本文
経団連は5月28日、東京・大手町の経団連会館で「経団連 Startup Summit 2025」を開催した。同イベントは、「スタートアップ育成5か年計画」の後半に差し掛かる今、日本のスタートアップの数と成功レベルを共に10倍にする目標「10X10X」の実現に向けた進捗を振り返り、取り組みを一層加速すべく開催したもの。大企業・スタートアップ・大学・行政等から約260人が参加した。今号と次号の2回にわたり、その内容を紹介する。
一つ目のセッションでは、「Science to Startupの実現・加速に向けて」をテーマに鼎談した。概要は次のとおり。
■ 南場智子 副会長(当時)・スタートアップ委員長

スタートアップの数は増えているものの、成功レベルの高さは不足している。特に、ディープテックをはじめとした大学の研究成果を産業に結び付ける「Science to Startup」のパスが未整備であることが、日本のエコシステムの課題である。この解決には、国内外の研究者や経営者、投資家など多様な人材のミックスが必要である。日本に多様な人材を呼び込むと同時に、日本からも積極的に世界へ飛び出していくための環境づくりが不可欠である。

設問 A
記録の最初の行から「section-subheading: barbiere: [687, 840, 735, 855]」を含む行までを、その行も含めて、一字一句変えずにそのまま返してください。

資料
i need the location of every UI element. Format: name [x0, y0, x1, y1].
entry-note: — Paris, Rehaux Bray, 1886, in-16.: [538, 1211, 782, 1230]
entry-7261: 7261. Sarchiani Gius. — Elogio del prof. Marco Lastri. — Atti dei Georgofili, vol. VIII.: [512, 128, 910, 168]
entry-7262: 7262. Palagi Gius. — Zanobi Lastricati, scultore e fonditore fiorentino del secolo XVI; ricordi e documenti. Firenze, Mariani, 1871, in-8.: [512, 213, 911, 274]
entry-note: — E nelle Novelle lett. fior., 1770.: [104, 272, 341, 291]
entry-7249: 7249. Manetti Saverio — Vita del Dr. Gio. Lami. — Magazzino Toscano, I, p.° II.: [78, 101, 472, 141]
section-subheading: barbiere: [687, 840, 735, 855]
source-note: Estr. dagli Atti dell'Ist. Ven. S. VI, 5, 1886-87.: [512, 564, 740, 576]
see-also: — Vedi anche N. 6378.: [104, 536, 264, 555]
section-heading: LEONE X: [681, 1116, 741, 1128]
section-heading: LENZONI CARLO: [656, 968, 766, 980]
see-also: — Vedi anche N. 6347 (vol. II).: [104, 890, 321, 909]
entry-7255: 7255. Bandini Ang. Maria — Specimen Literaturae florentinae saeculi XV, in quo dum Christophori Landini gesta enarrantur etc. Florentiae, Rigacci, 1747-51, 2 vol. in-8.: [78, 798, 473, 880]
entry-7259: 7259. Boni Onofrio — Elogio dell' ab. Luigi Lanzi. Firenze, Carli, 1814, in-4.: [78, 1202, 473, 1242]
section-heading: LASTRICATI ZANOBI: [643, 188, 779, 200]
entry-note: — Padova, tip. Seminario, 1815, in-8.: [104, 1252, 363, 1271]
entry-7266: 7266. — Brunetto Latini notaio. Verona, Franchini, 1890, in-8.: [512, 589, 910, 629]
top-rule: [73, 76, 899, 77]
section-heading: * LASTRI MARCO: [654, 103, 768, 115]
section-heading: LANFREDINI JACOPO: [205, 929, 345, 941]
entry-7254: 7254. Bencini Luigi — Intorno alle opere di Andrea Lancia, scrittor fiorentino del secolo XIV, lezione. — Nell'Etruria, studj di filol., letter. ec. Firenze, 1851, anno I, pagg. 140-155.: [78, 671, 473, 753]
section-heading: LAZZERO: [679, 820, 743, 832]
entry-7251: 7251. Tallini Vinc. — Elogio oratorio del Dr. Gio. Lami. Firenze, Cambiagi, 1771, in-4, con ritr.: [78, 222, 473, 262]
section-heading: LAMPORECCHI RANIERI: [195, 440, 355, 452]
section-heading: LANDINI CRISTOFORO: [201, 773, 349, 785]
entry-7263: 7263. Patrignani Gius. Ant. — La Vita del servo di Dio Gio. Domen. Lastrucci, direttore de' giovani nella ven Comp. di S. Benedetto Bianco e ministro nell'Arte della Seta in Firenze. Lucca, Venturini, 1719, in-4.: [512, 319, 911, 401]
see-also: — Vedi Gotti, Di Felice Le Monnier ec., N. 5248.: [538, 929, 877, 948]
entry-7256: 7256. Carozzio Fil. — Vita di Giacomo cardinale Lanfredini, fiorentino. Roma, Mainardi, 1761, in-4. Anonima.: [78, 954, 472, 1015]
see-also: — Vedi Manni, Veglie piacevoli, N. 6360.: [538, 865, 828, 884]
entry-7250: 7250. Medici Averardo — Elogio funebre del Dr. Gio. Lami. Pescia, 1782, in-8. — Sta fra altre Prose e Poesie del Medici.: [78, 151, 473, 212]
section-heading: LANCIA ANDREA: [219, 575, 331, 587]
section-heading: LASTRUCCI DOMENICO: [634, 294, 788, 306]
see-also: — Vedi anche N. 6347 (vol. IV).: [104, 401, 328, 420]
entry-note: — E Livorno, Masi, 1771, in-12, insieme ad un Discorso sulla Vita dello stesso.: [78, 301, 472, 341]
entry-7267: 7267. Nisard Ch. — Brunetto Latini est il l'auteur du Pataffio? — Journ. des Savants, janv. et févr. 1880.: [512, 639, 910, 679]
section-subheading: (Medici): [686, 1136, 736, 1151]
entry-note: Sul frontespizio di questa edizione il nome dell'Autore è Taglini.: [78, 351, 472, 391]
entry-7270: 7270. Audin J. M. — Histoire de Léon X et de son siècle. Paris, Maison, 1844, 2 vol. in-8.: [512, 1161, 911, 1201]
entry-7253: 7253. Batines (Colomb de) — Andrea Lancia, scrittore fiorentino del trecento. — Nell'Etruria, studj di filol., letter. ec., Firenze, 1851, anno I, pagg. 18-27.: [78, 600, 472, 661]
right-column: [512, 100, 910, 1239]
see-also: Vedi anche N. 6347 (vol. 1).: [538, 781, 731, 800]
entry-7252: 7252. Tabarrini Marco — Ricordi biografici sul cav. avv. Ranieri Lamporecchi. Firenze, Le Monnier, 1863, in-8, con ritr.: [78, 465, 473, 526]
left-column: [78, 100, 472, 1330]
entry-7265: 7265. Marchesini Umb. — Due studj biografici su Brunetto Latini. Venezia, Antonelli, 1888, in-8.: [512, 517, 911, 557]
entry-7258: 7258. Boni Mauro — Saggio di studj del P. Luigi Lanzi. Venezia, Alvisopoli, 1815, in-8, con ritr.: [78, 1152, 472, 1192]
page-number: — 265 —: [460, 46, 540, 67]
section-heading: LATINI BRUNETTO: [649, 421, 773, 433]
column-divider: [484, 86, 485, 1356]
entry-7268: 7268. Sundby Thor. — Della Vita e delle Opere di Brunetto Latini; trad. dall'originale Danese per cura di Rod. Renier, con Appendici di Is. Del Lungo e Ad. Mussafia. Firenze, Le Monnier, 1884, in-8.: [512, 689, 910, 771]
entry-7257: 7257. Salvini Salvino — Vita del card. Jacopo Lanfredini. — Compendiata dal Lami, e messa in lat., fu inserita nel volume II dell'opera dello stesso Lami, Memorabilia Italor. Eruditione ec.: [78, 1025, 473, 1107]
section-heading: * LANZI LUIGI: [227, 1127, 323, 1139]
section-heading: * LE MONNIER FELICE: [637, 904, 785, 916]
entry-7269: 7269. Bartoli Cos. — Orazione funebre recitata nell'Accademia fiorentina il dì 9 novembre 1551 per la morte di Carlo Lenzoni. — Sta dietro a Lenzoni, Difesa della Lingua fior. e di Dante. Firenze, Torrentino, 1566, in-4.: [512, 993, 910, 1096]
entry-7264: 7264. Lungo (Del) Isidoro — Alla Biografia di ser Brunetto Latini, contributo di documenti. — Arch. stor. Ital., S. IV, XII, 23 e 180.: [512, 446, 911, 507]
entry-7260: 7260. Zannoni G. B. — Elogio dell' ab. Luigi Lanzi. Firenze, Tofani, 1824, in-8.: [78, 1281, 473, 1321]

設問 B
経団連のスタートアップイベントについての本文を、全文そのまま打ち直してください。

出力 A
i need the location of every UI element. Format: name [x0, y0, x1, y1].
entry-note: — Paris, Rehaux Bray, 1886, in-16.: [538, 1211, 782, 1230]
entry-7261: 7261. Sarchiani Gius. — Elogio del prof. Marco Lastri. — Atti dei Georgofili, vol. VIII.: [512, 128, 910, 168]
entry-7262: 7262. Palagi Gius. — Zanobi Lastricati, scultore e fonditore fiorentino del secolo XVI; ricordi e documenti. Firenze, Mariani, 1871, in-8.: [512, 213, 911, 274]
entry-note: — E nelle Novelle lett. fior., 1770.: [104, 272, 341, 291]
entry-7249: 7249. Manetti Saverio — Vita del Dr. Gio. Lami. — Magazzino Toscano, I, p.° II.: [78, 101, 472, 141]
section-subheading: barbiere: [687, 840, 735, 855]

出力 B
経団連は5月28日、東京・大手町の経団連会館で「経団連 Startup Summit 2025」を開催した。同イベントは、「スタートアップ育成5か年計画」の後半に差し掛かる今、日本のスタートアップの数と成功レベルを共に10倍にする目標「10X10X」の実現に向けた進捗を振り返り、取り組みを一層加速すべく開催したもの。大企業・スタートアップ・大学・行政等から約260人が参加した。今号と次号の2回にわたり、その内容を紹介する。
一つ目のセッションでは、「Science to Startupの実現・加速に向けて」をテーマに鼎談した。概要は次のとおり。
■ 南場智子 副会長(当時)・スタートアップ委員長

スタートアップの数は増えているものの、成功レベルの高さは不足している。特に、ディープテックをはじめとした大学の研究成果を産業に結び付ける「Science to Startup」のパスが未整備であることが、日本のエコシステムの課題である。この解決には、国内外の研究者や経営者、投資家など多様な人材のミックスが必要である。日本に多様な人材を呼び込むと同時に、日本からも積極的に世界へ飛び出していくための環境づくりが不可欠である。